== Selected text

The result was that the community was perceived as being similar to the rest of the Indian community (see:Ugandan Indian Refugees) and therefore also gave them a more middle class image. The community, for the most part, did not suffer from the problems with criminality, anti-social behaviour, or poor socioeconomic demographics that have plagued other immigrant communities, although there are small Tamil criminal gangs present in London.

The Tamil Chamber of Commerce (TCC), for example, estimated in March 2011 that there are 5,000 Tamil-owned businesses in UK with a turnover of 1 billion GBP.

Percentage of children gaining 5 'A* to C' grades
| Ethnicity | Difference from average (%) in 2011 | Difference from average (%) in 2003 |
|---|---|---|
| Chinese | +38% | +11% |
| Sri Lankan Tamil | +32.5% | +8% |
| Indian | +29.9% | +7% |
| Bangladeshi | +1.8% | -9.3% |
| Average | 0 | 0 |
| White British | -2.3% | +1% |
| Pakistani | -8.6% | -11.3% |
| Somali | -23.7% | -22.3% |

== Politics ==
The Sri Lankan Civil War has played a crucial role in the political actions of the Eelam Tamil community. A number of activist organisations have been established by first generation immigrants in order to represent the voice of the Eelam Tamil community on the island, and several major protests have been held in order to forward various viewpoints surrounding the Eelam war, most notable of which was a mass demonstration in April 2009 which drew nearly 100,000 protestors.

====

What is needed: Duplicate the passage on the UK Tamil community, beginning at the words "The result was" and stopping after "1 billion GBP.".

== Recorded information

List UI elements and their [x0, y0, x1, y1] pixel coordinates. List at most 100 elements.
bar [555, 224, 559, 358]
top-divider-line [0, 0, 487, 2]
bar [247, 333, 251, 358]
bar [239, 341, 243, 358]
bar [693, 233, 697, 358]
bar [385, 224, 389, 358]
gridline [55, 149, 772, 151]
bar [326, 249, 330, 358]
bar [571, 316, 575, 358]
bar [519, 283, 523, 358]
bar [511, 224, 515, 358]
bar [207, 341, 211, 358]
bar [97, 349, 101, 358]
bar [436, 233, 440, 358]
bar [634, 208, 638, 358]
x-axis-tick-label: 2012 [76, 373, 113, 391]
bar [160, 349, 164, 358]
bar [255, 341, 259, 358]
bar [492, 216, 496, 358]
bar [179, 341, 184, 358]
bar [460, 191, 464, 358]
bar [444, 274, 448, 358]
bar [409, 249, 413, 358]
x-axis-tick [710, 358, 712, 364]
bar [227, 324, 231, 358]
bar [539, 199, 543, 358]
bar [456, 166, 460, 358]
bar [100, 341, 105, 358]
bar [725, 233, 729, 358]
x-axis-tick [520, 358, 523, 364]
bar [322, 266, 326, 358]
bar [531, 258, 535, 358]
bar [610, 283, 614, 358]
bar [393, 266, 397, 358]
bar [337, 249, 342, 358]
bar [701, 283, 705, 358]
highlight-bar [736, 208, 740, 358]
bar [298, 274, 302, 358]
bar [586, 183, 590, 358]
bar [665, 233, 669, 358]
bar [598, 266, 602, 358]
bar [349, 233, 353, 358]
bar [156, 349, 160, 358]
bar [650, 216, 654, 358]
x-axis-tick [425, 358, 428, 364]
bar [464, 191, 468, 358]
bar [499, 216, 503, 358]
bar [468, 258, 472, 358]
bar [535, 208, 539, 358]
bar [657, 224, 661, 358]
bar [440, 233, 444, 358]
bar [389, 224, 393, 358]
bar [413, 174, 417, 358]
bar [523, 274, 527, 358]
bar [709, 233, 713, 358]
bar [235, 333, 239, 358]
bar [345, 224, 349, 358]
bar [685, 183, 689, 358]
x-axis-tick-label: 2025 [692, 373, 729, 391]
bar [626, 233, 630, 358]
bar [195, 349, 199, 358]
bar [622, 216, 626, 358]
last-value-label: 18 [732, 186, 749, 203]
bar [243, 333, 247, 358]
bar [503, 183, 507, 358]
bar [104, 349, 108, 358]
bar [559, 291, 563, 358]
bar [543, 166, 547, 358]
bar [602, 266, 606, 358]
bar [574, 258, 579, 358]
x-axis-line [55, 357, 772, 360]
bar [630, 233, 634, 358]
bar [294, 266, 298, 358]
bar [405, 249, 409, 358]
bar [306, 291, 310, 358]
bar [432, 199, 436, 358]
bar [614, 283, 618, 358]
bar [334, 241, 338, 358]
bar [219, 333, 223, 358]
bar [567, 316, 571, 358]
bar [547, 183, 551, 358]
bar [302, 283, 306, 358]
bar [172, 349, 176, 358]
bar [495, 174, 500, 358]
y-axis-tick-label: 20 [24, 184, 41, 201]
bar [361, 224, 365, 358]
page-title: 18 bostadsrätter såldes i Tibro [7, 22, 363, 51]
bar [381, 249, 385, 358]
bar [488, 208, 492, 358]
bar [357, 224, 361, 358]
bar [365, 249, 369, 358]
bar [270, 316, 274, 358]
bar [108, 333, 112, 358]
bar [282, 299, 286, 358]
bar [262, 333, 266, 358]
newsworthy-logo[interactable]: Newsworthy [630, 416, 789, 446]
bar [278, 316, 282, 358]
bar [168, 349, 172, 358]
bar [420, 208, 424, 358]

====

The output:
The result was that the community was perceived as being similar to the rest of the Indian community (see:Ugandan Indian Refugees) and therefore also gave them a more middle class image. The community, for the most part, did not suffer from the problems with criminality, anti-social behaviour, or poor socioeconomic demographics that have plagued other immigrant communities, although there are small Tamil criminal gangs present in London.

The Tamil Chamber of Commerce (TCC), for example, estimated in March 2011 that there are 5,000 Tamil-owned businesses in UK with a turnover of 1 billion GBP.